A l'époque d'un web ouvert et décentralisé, la première cause de la mort ou de la fermeture d'un service était celle d'une inadéquation patente aux usages sur lesquels il avait fondé sa promesse marketing et sur lesquels il s'était construit. A cette époque là une foule de services ouvraient et fermaient chaque jour, chaque semaine, et ce n'était pas grave car même si l'interopérabilité et la possibilité de récupérer les données associées était loin d'être la règle, aucun de ces services ne disposait d'une masse d'utilisateur suffisante pour "bloquer" ou condamner une catégorie d'usage dans son ensemble. Mais ce temps est révolu. Nous sommes aujourd'hui dans un web des jardins fermés, un web des plateformes. Et dans ce monde là, le nombre de services offerts s'est drastiquement réduit, les effets de conglomérat et de concentration sont gigantesques, et, conséquence logique de ce qui précède, les arbitrages économiques – et l'arbitraire qui les accompagne – sont et seront de plus en plus tranchants, définitifs et irréversibles. Et aucun service n'est à l'abri. Pas même Twitter qui, faut-il le rappeler, continue d'accumuler les pertes et ne génère toujours aucun bénéfice. 

SoundCloud sera finalement racheté le 11 août pour 170 millions par 2 investisseurs après que les actionnaires initiaux ont accepté de perdre 40% de la valeur de leurs actions. Business As Usual. Quant à savoir si le service se prolongera réellement pour enfin trouver un modèle économique rentable ou si sa survie ne sera plus qu'une survivance patrimoniale du projet initial, nul ne peut pour l'instant le dire. 

Sans partage, la vie serait une erreur.

Le web a un peu plus de 25 ans et il n'y a qu'un peu plus de 10 que les grands opérateurs de services, de Facebook à Google, nous permettent de récupérer "nos" données et l'ensemble de la documentation que nous produisons ou utilisons, avec un nouveau saisissant paradoxe qui est que la totalité de nos usages dépendent désormais de services distants (dans le Cloud) et que disposer d'une copie "résidente" desdites données sur notre disque dur ne revêt plus aucun sens y compris pour leur archivage même, tant l'ensemble des questions de l'archivage personnel dépendent aussi désormais … de services distants.

Pour le dire plus simplement, on récupère donc des données dans le cloud (photos et vidéos principalement) dont on ne sait pas quoi faire – et dont on est incapable de gérer l'abondance – sauf à être en capacité de les remettre … dans un autre service du Cloud. Une bascule finalement assez logique : de la même manière qu'il nous fallait un support physique résident (CD, USB, disque dur externe) pour sauvegarder des données et des contenus résidents, sauvegarder des données et contenus dont la copie dorée réside dans le Cloud passe nécessairement par d'autres services du Cloud. Avec tout de même un problème de taille qui est que le Cloud … c'est d'abord l'ordinateur de quelqu'un d'autre.

Annotations des éléments de mise en page

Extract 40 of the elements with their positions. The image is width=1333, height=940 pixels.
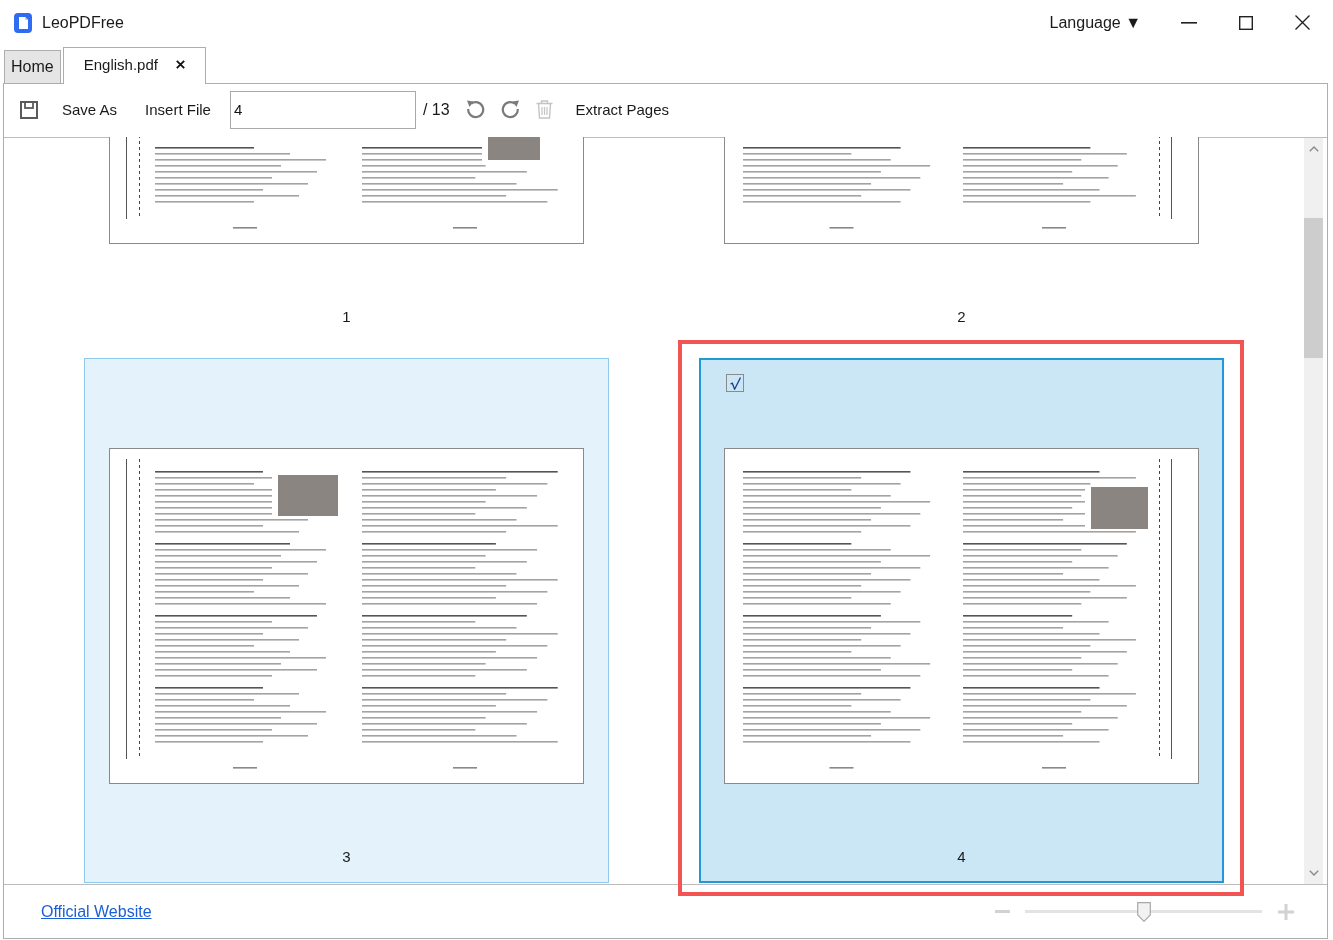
official-website-link[interactable]: Official Website: [41, 902, 152, 921]
rotate-left-button[interactable]: [465, 100, 485, 119]
rotate-left-icon: [465, 100, 485, 119]
page-number-field[interactable]: 4: [229, 90, 416, 129]
page-thumbnail-drawing[interactable]: [724, 448, 1199, 784]
close-tab-icon[interactable]: [175, 59, 185, 69]
save-button[interactable]: [20, 100, 38, 119]
page-number: 4: [957, 848, 966, 866]
rotate-right-button[interactable]: [500, 100, 520, 119]
scroll-down-icon[interactable]: [1308, 870, 1319, 876]
document-tab[interactable]: Home: [4, 50, 61, 83]
language-menu[interactable]: Language ▼: [1049, 13, 1141, 32]
page-card[interactable]: 4: [699, 358, 1224, 883]
save-as-button[interactable]: Save As: [62, 101, 118, 118]
rotate-right-icon: [500, 100, 520, 119]
page-total: / 13: [422, 100, 450, 119]
maximize-icon: [1238, 15, 1253, 30]
page-thumbnail-drawing[interactable]: [109, 448, 584, 784]
insert-file-button[interactable]: Insert File: [145, 101, 211, 118]
page-thumbnail-drawing[interactable]: [724, 137, 1199, 244]
page-number: 3: [342, 848, 351, 866]
document-tab[interactable]: English.pdf: [62, 47, 206, 84]
app-title: LeoPDFree: [42, 13, 124, 32]
page-checkbox[interactable]: [726, 374, 744, 392]
save-icon: [20, 100, 38, 119]
app-logo-icon: [14, 12, 32, 33]
page-thumbnail-drawing[interactable]: [109, 137, 584, 244]
page-card[interactable]: 3: [84, 358, 609, 883]
vertical-scrollbar[interactable]: [1304, 138, 1323, 884]
minimize-icon: [1180, 21, 1197, 24]
zoom-slider[interactable]: [1025, 901, 1262, 922]
trash-icon: [535, 100, 553, 119]
page-number: 2: [957, 308, 966, 326]
scroll-up-icon[interactable]: [1308, 146, 1319, 152]
close-icon: [1295, 15, 1310, 30]
slider-thumb[interactable]: [1136, 901, 1151, 922]
extract-pages-button[interactable]: Extract Pages: [575, 101, 669, 118]
page-number: 1: [342, 308, 351, 326]
scrollbar-thumb[interactable]: [1304, 218, 1323, 358]
check-icon: [729, 376, 741, 390]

• **CONSIGNES DE L'EXERCICE**:
• 1. Recopiez l'extrait en commençant par « Sans partage, la » et en continuant jusqu'à « de services distants. ».
• 2. D'après l'extrait, pourquoi la fermeture d'un service n'était-elle pas grave à l'époque du web ouvert et décentralisé ?

• **RÉPONSES PAR CONSIGNE**:
• 1.
Sans partage, la vie serait une erreur.

Le web a un peu plus de 25 ans et il n'y a qu'un peu plus de 10 que les grands opérateurs de services, de Facebook à Google, nous permettent de récupérer "nos" données et l'ensemble de la documentation que nous produisons ou utilisons, avec un nouveau saisissant paradoxe qui est que la totalité de nos usages dépendent désormais de services distants (dans le Cloud) et que disposer d'une copie "résidente" desdites données sur notre disque dur ne revêt plus aucun sens y compris pour leur archivage même, tant l'ensemble des questions de l'archivage personnel dépendent aussi désormais … de services distants.

• 2. Aucun de ces services ne disposait d'une masse d'utilisateurs suffisante pour « bloquer » ou condamner une catégorie d'usage dans son ensemble. C'était le cas même si l'interopérabilité et la possibilité de récupérer les données associées étaient loin d'être la règle.